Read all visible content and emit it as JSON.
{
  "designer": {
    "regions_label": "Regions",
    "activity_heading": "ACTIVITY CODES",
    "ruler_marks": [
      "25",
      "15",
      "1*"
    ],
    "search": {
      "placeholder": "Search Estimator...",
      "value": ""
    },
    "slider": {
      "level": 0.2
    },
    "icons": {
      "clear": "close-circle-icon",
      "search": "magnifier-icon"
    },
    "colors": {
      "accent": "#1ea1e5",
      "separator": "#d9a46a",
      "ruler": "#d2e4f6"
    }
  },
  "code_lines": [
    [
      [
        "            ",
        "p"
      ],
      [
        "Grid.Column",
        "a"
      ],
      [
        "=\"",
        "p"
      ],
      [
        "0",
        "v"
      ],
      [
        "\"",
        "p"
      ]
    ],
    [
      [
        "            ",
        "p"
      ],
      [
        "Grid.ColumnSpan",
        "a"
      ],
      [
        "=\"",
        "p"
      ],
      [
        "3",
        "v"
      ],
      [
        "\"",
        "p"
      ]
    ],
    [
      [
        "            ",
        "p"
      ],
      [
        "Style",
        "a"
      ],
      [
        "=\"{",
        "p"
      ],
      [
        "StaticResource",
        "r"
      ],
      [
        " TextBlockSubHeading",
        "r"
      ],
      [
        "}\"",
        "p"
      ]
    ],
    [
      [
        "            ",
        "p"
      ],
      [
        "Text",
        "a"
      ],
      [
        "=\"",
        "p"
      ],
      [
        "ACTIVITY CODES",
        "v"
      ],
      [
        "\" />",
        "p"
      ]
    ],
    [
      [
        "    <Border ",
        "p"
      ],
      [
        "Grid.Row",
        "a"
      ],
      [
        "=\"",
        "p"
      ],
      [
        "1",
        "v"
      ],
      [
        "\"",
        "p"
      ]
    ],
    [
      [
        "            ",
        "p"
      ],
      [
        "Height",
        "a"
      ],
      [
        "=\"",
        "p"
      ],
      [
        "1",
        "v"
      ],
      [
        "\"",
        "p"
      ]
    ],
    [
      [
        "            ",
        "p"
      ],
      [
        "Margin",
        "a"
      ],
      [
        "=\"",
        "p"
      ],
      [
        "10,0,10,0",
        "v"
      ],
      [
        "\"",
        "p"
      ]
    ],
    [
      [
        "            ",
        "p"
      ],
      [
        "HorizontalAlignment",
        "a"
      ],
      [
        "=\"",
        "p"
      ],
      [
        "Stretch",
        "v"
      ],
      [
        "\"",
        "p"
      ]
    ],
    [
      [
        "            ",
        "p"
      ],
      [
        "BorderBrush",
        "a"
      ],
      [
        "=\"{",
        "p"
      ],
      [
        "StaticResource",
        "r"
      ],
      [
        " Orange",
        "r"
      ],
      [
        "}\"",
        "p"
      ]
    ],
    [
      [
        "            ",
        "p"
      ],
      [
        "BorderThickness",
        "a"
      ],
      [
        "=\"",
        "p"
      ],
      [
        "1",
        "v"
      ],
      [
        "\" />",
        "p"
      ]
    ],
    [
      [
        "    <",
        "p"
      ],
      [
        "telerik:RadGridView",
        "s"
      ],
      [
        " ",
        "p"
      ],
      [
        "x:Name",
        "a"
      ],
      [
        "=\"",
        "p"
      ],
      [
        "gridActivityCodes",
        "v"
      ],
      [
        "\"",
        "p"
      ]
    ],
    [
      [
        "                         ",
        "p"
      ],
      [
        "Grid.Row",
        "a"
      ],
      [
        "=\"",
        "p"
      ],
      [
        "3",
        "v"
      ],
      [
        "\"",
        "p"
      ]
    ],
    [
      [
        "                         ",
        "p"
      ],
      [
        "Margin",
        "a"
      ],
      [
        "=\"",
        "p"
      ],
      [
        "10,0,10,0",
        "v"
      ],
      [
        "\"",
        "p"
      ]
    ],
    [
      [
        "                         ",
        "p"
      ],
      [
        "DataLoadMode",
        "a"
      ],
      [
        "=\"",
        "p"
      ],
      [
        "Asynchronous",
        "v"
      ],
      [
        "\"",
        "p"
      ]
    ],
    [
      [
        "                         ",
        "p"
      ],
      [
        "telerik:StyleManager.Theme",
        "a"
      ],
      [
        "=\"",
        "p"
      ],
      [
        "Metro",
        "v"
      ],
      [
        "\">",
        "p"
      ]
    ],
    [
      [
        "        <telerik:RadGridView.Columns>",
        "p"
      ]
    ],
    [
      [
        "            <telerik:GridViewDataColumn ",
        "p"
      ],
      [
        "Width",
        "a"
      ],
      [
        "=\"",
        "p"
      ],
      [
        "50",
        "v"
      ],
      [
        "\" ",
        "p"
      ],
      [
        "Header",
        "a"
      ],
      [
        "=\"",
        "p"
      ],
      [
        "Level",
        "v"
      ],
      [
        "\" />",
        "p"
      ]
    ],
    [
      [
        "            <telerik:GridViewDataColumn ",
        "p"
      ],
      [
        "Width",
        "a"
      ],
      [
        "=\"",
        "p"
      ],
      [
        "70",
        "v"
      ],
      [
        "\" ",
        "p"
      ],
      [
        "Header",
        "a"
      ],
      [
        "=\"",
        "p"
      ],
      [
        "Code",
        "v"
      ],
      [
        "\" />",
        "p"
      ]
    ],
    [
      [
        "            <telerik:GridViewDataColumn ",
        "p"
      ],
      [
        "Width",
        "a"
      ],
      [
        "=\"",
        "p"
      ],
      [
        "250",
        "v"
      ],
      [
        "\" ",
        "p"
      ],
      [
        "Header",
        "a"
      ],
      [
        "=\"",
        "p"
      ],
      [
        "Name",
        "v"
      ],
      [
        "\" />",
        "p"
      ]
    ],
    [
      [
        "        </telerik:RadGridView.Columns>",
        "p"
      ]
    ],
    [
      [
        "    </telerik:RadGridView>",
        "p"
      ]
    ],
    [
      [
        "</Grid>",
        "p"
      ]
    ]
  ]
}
• • • • •
STATED TASK: Out of the preceding entries, pull every line containing the string "RadGridView".

WRITTEN SOLUTION:
        "telerik:RadGridView",
        "        <telerik:RadGridView.Columns>",
        "        </telerik:RadGridView.Columns>",
        "    </telerik:RadGridView>",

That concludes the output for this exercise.